**Dataset rows:**
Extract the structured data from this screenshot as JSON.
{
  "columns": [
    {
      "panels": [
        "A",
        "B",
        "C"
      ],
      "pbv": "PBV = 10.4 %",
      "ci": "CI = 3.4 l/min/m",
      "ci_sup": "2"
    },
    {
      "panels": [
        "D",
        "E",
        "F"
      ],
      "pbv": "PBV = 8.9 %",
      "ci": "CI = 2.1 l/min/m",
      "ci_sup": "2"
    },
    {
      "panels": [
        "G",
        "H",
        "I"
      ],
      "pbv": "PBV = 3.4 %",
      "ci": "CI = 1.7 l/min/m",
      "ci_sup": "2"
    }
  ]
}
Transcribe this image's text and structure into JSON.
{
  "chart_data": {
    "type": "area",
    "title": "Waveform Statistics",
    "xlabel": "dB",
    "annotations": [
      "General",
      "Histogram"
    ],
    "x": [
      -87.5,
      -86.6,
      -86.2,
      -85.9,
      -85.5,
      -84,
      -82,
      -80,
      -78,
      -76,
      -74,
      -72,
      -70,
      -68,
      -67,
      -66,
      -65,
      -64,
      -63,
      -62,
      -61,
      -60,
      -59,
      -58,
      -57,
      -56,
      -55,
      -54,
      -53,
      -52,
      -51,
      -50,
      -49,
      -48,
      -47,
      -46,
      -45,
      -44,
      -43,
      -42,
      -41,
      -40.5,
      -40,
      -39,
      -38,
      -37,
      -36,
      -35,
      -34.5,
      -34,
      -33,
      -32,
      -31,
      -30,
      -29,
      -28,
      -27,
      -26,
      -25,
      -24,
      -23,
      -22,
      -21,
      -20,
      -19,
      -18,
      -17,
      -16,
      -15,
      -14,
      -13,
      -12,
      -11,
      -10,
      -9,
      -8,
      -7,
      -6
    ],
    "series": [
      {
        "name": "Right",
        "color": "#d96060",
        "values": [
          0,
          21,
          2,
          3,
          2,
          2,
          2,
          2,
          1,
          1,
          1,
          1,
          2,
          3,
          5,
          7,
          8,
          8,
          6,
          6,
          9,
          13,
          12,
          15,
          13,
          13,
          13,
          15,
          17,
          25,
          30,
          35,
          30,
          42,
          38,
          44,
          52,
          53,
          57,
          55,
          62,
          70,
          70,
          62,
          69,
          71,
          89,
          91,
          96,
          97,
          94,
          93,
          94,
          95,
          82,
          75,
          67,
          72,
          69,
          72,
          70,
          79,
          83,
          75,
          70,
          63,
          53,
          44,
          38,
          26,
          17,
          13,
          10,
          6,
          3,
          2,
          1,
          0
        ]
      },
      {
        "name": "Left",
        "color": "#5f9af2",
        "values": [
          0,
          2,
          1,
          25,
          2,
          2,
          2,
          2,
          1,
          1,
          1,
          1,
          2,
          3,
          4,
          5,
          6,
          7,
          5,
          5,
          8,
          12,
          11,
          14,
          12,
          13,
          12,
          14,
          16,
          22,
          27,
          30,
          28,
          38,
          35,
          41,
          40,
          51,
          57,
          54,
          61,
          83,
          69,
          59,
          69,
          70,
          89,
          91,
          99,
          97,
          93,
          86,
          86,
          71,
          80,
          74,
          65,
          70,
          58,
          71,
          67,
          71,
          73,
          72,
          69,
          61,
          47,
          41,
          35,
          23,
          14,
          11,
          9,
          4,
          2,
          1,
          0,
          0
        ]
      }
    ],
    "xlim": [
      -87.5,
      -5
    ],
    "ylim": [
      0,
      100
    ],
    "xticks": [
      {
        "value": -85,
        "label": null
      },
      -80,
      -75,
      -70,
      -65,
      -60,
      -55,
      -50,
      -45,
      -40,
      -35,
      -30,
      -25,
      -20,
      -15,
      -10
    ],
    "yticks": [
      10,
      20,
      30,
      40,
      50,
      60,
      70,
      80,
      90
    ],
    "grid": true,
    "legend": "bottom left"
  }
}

**Aim of the task:** Identify each line in the records above that contains the word "JSON", and copy it out in full.

**Exercise output:**
Extract the structured data from this screenshot as JSON.
Transcribe this image's text and structure into JSON.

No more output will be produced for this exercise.